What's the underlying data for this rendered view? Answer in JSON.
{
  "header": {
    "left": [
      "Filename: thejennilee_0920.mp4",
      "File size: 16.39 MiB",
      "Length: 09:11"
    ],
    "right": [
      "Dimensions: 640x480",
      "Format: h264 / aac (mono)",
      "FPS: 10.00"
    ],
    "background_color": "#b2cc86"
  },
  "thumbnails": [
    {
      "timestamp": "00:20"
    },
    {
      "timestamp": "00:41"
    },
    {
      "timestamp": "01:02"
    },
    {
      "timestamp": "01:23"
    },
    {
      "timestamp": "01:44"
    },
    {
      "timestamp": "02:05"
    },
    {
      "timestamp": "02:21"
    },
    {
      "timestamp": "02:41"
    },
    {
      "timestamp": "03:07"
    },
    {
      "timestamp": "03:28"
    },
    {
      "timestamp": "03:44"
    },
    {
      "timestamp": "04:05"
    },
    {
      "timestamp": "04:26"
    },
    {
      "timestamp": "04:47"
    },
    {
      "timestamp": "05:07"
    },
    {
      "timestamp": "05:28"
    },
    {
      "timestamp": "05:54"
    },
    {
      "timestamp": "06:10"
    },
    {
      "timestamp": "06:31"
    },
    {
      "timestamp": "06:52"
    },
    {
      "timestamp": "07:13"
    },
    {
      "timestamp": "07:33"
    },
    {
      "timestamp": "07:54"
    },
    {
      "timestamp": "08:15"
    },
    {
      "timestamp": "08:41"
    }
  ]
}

STATED PROBLEM: All of the entries need to be reproduced exactly; please write them out.

RIGHT ANSWER:
What's the underlying data for this rendered view? Answer in JSON.
{
  "header": {
    "left": [
      "Filename: thejennilee_0920.mp4",
      "File size: 16.39 MiB",
      "Length: 09:11"
    ],
    "right": [
      "Dimensions: 640x480",
      "Format: h264 / aac (mono)",
      "FPS: 10.00"
    ],
    "background_color": "#b2cc86"
  },
  "thumbnails": [
    {
      "timestamp": "00:20"
    },
    {
      "timestamp": "00:41"
    },
    {
      "timestamp": "01:02"
    },
    {
      "timestamp": "01:23"
    },
    {
      "timestamp": "01:44"
    },
    {
      "timestamp": "02:05"
    },
    {
      "timestamp": "02:21"
    },
    {
      "timestamp": "02:41"
    },
    {
      "timestamp": "03:07"
    },
    {
      "timestamp": "03:28"
    },
    {
      "timestamp": "03:44"
    },
    {
      "timestamp": "04:05"
    },
    {
      "timestamp": "04:26"
    },
    {
      "timestamp": "04:47"
    },
    {
      "timestamp": "05:07"
    },
    {
      "timestamp": "05:28"
    },
    {
      "timestamp": "05:54"
    },
    {
      "timestamp": "06:10"
    },
    {
      "timestamp": "06:31"
    },
    {
      "timestamp": "06:52"
    },
    {
      "timestamp": "07:13"
    },
    {
      "timestamp": "07:33"
    },
    {
      "timestamp": "07:54"
    },
    {
      "timestamp": "08:15"
    },
    {
      "timestamp": "08:41"
    }
  ]
}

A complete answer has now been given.